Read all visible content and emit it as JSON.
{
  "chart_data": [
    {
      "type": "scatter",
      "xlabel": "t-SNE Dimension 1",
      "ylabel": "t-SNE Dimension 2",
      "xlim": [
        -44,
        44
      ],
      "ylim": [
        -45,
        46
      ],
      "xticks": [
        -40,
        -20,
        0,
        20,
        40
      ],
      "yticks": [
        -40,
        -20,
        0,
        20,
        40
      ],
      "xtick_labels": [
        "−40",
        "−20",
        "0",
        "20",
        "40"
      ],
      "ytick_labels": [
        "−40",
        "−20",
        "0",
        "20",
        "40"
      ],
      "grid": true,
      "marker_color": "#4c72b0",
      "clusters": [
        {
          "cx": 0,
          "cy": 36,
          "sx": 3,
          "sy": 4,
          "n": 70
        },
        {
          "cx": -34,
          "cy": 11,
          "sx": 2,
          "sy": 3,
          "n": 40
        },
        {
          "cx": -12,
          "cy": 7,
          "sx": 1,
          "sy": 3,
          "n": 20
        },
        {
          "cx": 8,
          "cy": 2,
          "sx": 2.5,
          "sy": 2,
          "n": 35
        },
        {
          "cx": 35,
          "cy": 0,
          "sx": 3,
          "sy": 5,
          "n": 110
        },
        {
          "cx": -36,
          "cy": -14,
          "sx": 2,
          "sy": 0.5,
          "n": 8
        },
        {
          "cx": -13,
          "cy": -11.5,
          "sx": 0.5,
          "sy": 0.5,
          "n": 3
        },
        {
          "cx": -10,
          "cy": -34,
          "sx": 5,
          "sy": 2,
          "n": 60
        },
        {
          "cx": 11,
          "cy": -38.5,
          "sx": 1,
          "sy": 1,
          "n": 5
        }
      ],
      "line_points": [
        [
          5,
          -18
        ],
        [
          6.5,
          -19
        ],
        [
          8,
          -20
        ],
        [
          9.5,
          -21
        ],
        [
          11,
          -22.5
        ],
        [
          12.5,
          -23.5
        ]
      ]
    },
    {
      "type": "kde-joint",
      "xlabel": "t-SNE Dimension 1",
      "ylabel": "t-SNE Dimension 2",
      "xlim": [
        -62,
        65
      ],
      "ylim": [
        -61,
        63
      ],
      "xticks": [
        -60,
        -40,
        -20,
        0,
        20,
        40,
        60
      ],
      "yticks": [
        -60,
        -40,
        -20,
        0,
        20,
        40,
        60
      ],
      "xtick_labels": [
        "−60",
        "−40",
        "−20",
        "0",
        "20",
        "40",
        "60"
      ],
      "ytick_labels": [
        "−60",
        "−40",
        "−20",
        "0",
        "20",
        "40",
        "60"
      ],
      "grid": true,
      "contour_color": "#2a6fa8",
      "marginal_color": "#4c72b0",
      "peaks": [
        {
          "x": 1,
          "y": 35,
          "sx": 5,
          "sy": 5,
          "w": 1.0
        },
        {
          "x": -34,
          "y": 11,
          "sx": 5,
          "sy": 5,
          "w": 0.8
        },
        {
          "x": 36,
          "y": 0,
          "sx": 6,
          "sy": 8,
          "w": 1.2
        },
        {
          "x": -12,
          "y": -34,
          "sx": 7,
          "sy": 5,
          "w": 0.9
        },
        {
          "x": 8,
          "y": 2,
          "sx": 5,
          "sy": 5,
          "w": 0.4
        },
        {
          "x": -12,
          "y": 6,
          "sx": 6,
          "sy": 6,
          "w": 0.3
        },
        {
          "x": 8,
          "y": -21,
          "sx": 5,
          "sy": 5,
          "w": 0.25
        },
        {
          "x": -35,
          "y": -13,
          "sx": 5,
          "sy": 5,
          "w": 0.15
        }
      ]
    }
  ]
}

Do this →
Return the listing above in full, character for character.

Solution for this task →
Read all visible content and emit it as JSON.
{
  "chart_data": [
    {
      "type": "scatter",
      "xlabel": "t-SNE Dimension 1",
      "ylabel": "t-SNE Dimension 2",
      "xlim": [
        -44,
        44
      ],
      "ylim": [
        -45,
        46
      ],
      "xticks": [
        -40,
        -20,
        0,
        20,
        40
      ],
      "yticks": [
        -40,
        -20,
        0,
        20,
        40
      ],
      "xtick_labels": [
        "−40",
        "−20",
        "0",
        "20",
        "40"
      ],
      "ytick_labels": [
        "−40",
        "−20",
        "0",
        "20",
        "40"
      ],
      "grid": true,
      "marker_color": "#4c72b0",
      "clusters": [
        {
          "cx": 0,
          "cy": 36,
          "sx": 3,
          "sy": 4,
          "n": 70
        },
        {
          "cx": -34,
          "cy": 11,
          "sx": 2,
          "sy": 3,
          "n": 40
        },
        {
          "cx": -12,
          "cy": 7,
          "sx": 1,
          "sy": 3,
          "n": 20
        },
        {
          "cx": 8,
          "cy": 2,
          "sx": 2.5,
          "sy": 2,
          "n": 35
        },
        {
          "cx": 35,
          "cy": 0,
          "sx": 3,
          "sy": 5,
          "n": 110
        },
        {
          "cx": -36,
          "cy": -14,
          "sx": 2,
          "sy": 0.5,
          "n": 8
        },
        {
          "cx": -13,
          "cy": -11.5,
          "sx": 0.5,
          "sy": 0.5,
          "n": 3
        },
        {
          "cx": -10,
          "cy": -34,
          "sx": 5,
          "sy": 2,
          "n": 60
        },
        {
          "cx": 11,
          "cy": -38.5,
          "sx": 1,
          "sy": 1,
          "n": 5
        }
      ],
      "line_points": [
        [
          5,
          -18
        ],
        [
          6.5,
          -19
        ],
        [
          8,
          -20
        ],
        [
          9.5,
          -21
        ],
        [
          11,
          -22.5
        ],
        [
          12.5,
          -23.5
        ]
      ]
    },
    {
      "type": "kde-joint",
      "xlabel": "t-SNE Dimension 1",
      "ylabel": "t-SNE Dimension 2",
      "xlim": [
        -62,
        65
      ],
      "ylim": [
        -61,
        63
      ],
      "xticks": [
        -60,
        -40,
        -20,
        0,
        20,
        40,
        60
      ],
      "yticks": [
        -60,
        -40,
        -20,
        0,
        20,
        40,
        60
      ],
      "xtick_labels": [
        "−60",
        "−40",
        "−20",
        "0",
        "20",
        "40",
        "60"
      ],
      "ytick_labels": [
        "−60",
        "−40",
        "−20",
        "0",
        "20",
        "40",
        "60"
      ],
      "grid": true,
      "contour_color": "#2a6fa8",
      "marginal_color": "#4c72b0",
      "peaks": [
        {
          "x": 1,
          "y": 35,
          "sx": 5,
          "sy": 5,
          "w": 1.0
        },
        {
          "x": -34,
          "y": 11,
          "sx": 5,
          "sy": 5,
          "w": 0.8
        },
        {
          "x": 36,
          "y": 0,
          "sx": 6,
          "sy": 8,
          "w": 1.2
        },
        {
          "x": -12,
          "y": -34,
          "sx": 7,
          "sy": 5,
          "w": 0.9
        },
        {
          "x": 8,
          "y": 2,
          "sx": 5,
          "sy": 5,
          "w": 0.4
        },
        {
          "x": -12,
          "y": 6,
          "sx": 6,
          "sy": 6,
          "w": 0.3
        },
        {
          "x": 8,
          "y": -21,
          "sx": 5,
          "sy": 5,
          "w": 0.25
        },
        {
          "x": -35,
          "y": -13,
          "sx": 5,
          "sy": 5,
          "w": 0.15
        }
      ]
    }
  ]
}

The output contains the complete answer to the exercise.